Collected data entries:
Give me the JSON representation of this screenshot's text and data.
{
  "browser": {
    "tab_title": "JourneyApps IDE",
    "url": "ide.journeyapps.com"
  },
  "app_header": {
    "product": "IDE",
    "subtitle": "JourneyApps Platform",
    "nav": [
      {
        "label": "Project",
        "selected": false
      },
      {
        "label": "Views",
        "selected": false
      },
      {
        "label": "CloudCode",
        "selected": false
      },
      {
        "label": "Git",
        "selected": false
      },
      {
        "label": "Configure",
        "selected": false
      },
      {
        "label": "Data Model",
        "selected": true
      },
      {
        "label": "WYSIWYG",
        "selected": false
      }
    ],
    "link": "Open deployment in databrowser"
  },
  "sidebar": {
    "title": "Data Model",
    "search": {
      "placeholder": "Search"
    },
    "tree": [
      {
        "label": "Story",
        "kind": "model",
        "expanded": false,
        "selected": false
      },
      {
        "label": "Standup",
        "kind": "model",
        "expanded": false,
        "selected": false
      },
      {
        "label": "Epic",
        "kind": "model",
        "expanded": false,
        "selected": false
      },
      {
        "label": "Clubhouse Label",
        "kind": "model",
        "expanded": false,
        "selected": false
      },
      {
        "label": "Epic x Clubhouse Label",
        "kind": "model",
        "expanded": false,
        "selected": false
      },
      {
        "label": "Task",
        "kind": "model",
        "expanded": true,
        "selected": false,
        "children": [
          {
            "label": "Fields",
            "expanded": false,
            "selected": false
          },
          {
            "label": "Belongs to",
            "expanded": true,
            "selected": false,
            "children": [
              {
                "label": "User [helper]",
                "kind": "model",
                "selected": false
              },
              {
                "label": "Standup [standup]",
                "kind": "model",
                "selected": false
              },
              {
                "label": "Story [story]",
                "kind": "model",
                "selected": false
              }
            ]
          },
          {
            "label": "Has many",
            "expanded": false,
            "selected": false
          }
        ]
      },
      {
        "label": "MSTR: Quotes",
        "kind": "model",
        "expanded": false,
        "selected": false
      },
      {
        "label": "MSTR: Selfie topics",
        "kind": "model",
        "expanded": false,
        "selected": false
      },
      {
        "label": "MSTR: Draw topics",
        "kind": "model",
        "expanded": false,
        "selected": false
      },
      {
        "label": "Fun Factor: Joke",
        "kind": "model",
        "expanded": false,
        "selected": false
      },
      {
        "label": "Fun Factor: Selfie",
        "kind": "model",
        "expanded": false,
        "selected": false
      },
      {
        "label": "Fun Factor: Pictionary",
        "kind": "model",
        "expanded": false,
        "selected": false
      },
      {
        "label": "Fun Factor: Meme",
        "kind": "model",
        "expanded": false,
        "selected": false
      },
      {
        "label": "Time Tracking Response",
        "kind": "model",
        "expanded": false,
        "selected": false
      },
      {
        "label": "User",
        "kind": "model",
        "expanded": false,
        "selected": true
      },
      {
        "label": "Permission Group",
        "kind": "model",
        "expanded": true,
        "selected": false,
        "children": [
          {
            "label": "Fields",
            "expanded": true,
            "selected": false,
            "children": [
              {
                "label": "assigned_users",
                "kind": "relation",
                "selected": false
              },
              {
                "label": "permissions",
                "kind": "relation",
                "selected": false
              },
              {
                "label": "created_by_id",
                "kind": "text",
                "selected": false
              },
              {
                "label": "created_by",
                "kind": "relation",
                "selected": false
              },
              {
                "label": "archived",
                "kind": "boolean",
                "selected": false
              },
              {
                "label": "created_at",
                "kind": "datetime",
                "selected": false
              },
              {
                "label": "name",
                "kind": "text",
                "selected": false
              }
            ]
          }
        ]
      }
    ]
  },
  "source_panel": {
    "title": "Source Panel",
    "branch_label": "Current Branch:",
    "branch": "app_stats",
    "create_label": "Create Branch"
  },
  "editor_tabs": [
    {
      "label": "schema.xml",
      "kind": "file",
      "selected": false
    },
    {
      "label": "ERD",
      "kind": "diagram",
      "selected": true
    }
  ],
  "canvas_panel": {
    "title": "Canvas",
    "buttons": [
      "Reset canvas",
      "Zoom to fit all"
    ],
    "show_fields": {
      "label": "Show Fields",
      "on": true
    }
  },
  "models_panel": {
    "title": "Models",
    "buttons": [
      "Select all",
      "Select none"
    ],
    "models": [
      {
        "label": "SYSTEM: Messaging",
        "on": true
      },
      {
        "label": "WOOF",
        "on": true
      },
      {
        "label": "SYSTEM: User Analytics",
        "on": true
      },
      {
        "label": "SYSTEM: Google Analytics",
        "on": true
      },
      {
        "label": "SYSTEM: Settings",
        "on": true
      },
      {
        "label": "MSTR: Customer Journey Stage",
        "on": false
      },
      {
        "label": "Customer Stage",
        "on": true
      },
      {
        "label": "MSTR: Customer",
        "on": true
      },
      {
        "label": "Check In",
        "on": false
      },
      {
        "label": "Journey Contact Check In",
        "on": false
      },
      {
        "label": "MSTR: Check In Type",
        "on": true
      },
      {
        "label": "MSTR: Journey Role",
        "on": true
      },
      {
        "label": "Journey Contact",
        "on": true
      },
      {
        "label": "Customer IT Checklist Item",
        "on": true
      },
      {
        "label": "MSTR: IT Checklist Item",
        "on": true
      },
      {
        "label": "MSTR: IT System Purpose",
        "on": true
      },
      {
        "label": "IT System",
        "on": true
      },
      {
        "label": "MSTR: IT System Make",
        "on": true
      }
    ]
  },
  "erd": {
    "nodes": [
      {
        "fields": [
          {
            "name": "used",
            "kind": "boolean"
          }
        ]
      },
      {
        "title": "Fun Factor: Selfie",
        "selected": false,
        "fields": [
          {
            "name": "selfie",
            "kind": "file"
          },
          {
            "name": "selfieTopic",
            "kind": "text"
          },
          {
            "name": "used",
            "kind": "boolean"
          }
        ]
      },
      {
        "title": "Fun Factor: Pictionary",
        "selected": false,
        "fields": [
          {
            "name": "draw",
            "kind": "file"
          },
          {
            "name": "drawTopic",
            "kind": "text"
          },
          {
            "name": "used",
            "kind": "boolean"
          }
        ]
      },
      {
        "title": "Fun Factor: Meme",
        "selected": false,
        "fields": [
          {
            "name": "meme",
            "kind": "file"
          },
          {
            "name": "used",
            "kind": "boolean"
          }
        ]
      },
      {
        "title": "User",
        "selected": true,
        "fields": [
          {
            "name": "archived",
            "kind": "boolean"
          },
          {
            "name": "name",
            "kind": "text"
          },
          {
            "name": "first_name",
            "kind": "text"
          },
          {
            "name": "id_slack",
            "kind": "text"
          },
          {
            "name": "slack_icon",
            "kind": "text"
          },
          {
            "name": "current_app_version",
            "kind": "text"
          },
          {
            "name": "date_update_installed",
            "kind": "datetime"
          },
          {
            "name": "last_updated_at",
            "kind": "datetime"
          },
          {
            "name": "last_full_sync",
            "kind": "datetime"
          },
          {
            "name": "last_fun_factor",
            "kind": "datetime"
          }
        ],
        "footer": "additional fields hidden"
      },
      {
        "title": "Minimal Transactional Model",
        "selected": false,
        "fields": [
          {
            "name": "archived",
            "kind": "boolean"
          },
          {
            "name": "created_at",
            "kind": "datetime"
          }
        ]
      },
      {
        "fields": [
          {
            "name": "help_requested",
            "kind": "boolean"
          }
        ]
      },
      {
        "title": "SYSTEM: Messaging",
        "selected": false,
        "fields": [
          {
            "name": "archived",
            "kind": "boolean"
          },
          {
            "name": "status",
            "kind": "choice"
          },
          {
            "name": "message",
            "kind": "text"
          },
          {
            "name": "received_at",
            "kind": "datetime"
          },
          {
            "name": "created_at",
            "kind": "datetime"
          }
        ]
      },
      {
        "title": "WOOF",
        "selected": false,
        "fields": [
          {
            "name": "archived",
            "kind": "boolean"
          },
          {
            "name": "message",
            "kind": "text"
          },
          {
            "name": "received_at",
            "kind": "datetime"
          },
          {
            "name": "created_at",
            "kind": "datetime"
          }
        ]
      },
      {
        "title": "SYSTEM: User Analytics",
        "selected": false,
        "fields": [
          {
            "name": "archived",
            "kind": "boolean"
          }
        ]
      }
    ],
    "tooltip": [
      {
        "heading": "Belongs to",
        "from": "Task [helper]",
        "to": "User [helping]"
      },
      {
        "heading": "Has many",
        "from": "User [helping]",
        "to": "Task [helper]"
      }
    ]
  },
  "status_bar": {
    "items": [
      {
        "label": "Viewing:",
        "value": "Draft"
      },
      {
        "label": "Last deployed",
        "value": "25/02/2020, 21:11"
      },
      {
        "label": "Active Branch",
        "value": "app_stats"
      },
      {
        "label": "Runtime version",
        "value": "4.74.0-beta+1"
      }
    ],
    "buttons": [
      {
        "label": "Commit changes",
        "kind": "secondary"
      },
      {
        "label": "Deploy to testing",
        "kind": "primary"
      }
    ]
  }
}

Your objective: Pull out every line in the material above where "Epic" occurs.

Problem solution:
        "label": "Epic",
        "label": "Epic x Clubhouse Label",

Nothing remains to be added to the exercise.